### What you will do
Copy out each line of the material below that holds the string "this".

————————

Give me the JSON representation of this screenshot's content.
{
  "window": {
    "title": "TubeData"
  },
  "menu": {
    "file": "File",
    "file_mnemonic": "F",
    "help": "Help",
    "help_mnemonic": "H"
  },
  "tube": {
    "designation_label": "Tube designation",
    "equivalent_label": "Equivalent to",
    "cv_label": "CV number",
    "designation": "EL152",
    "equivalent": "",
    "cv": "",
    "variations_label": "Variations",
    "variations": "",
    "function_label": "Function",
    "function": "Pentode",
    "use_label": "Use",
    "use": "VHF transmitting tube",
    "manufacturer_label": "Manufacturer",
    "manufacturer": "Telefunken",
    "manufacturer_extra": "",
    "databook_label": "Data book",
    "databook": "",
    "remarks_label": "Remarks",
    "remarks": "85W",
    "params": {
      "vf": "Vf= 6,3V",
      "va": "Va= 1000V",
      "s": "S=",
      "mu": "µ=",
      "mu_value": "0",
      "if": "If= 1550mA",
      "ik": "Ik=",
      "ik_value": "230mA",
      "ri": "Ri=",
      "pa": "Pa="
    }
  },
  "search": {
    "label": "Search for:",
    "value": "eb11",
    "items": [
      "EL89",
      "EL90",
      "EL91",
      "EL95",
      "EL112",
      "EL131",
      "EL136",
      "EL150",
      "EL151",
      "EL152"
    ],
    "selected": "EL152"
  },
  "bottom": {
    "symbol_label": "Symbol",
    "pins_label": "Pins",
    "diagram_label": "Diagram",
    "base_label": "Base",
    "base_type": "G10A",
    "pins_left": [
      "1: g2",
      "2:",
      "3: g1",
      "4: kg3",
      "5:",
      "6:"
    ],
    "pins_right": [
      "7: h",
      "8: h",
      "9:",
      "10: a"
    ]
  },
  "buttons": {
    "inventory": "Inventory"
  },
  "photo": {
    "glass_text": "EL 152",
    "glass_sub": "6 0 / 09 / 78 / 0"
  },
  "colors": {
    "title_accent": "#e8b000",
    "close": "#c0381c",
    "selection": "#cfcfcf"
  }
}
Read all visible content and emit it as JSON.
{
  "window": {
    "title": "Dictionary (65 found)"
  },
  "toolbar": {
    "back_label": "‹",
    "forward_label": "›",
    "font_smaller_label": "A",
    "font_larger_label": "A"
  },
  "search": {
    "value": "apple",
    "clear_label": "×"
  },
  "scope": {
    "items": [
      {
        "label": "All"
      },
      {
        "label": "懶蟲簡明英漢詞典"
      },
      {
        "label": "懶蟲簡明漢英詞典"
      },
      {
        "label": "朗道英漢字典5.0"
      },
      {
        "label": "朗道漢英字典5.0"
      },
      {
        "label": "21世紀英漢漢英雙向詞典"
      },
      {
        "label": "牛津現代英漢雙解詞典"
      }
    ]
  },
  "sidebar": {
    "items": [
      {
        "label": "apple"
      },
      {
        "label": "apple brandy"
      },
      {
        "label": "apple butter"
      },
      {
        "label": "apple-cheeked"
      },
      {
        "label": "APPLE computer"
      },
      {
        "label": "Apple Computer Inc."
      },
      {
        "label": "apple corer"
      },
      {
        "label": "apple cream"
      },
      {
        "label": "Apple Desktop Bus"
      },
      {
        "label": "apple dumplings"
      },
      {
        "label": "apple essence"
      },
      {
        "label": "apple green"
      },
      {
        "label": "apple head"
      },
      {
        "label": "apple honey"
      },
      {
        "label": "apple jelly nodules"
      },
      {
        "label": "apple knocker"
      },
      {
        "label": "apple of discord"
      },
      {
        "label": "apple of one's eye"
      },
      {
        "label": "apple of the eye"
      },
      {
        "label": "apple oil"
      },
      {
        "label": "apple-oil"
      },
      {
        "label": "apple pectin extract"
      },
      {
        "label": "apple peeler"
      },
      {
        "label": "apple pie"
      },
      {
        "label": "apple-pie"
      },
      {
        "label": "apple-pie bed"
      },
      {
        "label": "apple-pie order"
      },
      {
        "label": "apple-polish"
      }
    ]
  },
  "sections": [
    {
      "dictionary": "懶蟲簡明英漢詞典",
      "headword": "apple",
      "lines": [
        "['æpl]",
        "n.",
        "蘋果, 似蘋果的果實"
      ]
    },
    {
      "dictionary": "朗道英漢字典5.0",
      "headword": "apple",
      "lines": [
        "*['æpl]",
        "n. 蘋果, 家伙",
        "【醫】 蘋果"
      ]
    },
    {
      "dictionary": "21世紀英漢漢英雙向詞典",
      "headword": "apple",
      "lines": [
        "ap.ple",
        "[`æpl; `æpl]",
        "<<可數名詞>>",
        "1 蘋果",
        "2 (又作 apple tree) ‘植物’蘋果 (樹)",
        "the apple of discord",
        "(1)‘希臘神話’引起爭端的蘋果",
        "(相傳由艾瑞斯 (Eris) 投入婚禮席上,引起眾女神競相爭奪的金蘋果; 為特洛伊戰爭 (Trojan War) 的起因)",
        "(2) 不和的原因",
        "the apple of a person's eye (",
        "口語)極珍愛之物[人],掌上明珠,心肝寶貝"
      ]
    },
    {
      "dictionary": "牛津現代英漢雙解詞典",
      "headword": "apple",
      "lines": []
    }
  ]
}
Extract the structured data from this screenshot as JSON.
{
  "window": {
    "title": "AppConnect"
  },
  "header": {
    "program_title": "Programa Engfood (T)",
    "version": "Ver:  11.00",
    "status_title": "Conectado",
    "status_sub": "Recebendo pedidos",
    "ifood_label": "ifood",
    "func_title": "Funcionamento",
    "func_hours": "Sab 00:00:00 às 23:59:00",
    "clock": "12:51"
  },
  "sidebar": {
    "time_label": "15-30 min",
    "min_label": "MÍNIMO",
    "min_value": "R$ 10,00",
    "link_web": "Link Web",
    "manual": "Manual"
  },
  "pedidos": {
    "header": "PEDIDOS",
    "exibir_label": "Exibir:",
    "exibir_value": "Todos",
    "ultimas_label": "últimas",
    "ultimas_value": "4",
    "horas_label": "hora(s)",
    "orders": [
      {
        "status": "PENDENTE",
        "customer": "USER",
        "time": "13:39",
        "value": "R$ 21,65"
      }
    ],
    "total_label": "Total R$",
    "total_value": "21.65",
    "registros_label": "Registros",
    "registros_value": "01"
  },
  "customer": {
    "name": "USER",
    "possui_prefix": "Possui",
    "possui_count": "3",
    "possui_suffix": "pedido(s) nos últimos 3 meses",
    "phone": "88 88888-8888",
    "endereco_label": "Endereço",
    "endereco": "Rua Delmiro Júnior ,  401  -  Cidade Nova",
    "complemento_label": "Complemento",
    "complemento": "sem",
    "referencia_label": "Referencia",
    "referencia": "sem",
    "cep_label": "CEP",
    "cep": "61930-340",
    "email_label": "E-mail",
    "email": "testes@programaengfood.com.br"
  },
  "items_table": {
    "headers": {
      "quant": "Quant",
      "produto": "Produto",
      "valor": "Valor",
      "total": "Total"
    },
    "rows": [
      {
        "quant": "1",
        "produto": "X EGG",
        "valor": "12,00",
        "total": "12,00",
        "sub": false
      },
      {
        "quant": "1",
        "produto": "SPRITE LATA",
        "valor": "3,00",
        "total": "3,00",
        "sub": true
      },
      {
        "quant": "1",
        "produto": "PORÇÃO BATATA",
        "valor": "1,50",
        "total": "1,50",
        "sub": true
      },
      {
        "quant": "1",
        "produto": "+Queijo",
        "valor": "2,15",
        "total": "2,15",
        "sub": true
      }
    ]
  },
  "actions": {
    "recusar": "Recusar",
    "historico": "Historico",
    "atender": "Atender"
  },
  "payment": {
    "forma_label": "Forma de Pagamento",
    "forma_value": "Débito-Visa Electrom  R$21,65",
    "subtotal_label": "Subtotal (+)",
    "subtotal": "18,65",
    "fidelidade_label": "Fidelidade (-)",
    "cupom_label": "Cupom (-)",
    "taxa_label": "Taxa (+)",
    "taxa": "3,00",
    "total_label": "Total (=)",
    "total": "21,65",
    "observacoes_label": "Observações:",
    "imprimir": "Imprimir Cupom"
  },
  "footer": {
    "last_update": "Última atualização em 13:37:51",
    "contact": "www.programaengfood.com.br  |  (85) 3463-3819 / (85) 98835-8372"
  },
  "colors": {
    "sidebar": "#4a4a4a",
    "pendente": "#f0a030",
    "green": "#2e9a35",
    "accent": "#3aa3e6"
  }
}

————————

### Completed task
Give me the JSON representation of this screenshot's content.
Extract the structured data from this screenshot as JSON.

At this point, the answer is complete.